== Exercise prompt ==
Your task is to copy the material exactly.

== Listing ==
"""
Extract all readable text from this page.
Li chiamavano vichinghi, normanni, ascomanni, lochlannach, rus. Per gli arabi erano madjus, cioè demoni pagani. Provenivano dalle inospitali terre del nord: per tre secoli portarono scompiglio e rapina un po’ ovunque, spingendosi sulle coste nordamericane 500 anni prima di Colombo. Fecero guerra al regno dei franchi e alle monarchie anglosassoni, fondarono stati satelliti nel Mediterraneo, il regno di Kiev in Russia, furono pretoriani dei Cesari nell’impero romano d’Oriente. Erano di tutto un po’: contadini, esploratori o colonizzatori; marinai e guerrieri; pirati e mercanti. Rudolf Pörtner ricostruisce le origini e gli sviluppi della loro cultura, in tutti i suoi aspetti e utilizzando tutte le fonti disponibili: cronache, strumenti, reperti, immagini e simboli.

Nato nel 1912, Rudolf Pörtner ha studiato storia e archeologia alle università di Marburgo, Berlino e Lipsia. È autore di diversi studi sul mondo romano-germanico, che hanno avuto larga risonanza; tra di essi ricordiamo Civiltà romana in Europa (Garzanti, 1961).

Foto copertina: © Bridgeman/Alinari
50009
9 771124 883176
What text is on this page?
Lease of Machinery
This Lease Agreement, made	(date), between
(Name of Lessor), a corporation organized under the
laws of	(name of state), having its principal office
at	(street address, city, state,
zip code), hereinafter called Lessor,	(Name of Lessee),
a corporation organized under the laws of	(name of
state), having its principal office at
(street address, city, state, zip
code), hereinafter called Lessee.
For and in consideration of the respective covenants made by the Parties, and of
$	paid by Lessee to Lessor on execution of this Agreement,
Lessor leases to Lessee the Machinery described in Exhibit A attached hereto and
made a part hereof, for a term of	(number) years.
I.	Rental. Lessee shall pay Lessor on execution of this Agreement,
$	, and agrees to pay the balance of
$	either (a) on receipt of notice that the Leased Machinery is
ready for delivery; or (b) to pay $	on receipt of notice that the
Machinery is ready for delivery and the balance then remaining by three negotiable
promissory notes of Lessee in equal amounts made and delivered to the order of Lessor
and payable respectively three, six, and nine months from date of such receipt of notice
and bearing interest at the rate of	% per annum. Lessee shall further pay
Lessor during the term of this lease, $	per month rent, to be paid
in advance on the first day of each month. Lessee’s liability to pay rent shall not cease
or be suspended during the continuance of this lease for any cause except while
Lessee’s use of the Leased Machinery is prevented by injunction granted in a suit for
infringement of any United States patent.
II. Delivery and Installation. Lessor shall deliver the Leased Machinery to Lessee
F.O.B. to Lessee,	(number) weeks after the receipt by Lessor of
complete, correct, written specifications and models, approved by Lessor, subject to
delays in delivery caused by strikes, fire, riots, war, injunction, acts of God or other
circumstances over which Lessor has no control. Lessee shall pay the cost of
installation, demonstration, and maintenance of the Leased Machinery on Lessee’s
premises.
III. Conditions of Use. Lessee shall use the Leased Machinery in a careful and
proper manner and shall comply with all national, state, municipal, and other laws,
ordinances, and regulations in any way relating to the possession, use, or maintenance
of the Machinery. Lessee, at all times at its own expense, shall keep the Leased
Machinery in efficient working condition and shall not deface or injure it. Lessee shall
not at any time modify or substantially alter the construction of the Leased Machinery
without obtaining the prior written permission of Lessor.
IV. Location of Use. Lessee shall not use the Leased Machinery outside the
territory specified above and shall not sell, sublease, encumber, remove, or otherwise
"""
== Response ==
Extract all readable text from this page.
Li chiamavano vichinghi, normanni, ascomanni, lochlannach, rus. Per gli arabi erano madjus, cioè demoni pagani. Provenivano dalle inospitali terre del nord: per tre secoli portarono scompiglio e rapina un po’ ovunque, spingendosi sulle coste nordamericane 500 anni prima di Colombo. Fecero guerra al regno dei franchi e alle monarchie anglosassoni, fondarono stati satelliti nel Mediterraneo, il regno di Kiev in Russia, furono pretoriani dei Cesari nell’impero romano d’Oriente. Erano di tutto un po’: contadini, esploratori o colonizzatori; marinai e guerrieri; pirati e mercanti. Rudolf Pörtner ricostruisce le origini e gli sviluppi della loro cultura, in tutti i suoi aspetti e utilizzando tutte le fonti disponibili: cronache, strumenti, reperti, immagini e simboli.

Nato nel 1912, Rudolf Pörtner ha studiato storia e archeologia alle università di Marburgo, Berlino e Lipsia. È autore di diversi studi sul mondo romano-germanico, che hanno avuto larga risonanza; tra di essi ricordiamo Civiltà romana in Europa (Garzanti, 1961).

Foto copertina: © Bridgeman/Alinari
50009
9 771124 883176
What text is on this page?
Lease of Machinery
This Lease Agreement, made	(date), between
(Name of Lessor), a corporation organized under the
laws of	(name of state), having its principal office
at	(street address, city, state,
zip code), hereinafter called Lessor,	(Name of Lessee),
a corporation organized under the laws of	(name of
state), having its principal office at
(street address, city, state, zip
code), hereinafter called Lessee.
For and in consideration of the respective covenants made by the Parties, and of
$	paid by Lessee to Lessor on execution of this Agreement,
Lessor leases to Lessee the Machinery described in Exhibit A attached hereto and
made a part hereof, for a term of	(number) years.
I.	Rental. Lessee shall pay Lessor on execution of this Agreement,
$	, and agrees to pay the balance of
$	either (a) on receipt of notice that the Leased Machinery is
ready for delivery; or (b) to pay $	on receipt of notice that the
Machinery is ready for delivery and the balance then remaining by three negotiable
promissory notes of Lessee in equal amounts made and delivered to the order of Lessor
and payable respectively three, six, and nine months from date of such receipt of notice
and bearing interest at the rate of	% per annum. Lessee shall further pay
Lessor during the term of this lease, $	per month rent, to be paid
in advance on the first day of each month. Lessee’s liability to pay rent shall not cease
or be suspended during the continuance of this lease for any cause except while
Lessee’s use of the Leased Machinery is prevented by injunction granted in a suit for
infringement of any United States patent.
II. Delivery and Installation. Lessor shall deliver the Leased Machinery to Lessee
F.O.B. to Lessee,	(number) weeks after the receipt by Lessor of
complete, correct, written specifications and models, approved by Lessor, subject to
delays in delivery caused by strikes, fire, riots, war, injunction, acts of God or other
circumstances over which Lessor has no control. Lessee shall pay the cost of
installation, demonstration, and maintenance of the Leased Machinery on Lessee’s
premises.
III. Conditions of Use. Lessee shall use the Leased Machinery in a careful and
proper manner and shall comply with all national, state, municipal, and other laws,
ordinances, and regulations in any way relating to the possession, use, or maintenance
of the Machinery. Lessee, at all times at its own expense, shall keep the Leased
Machinery in efficient working condition and shall not deface or injure it. Lessee shall
not at any time modify or substantially alter the construction of the Leased Machinery
without obtaining the prior written permission of Lessor.
IV. Location of Use. Lessee shall not use the Leased Machinery outside the
territory specified above and shall not sell, sublease, encumber, remove, or otherwise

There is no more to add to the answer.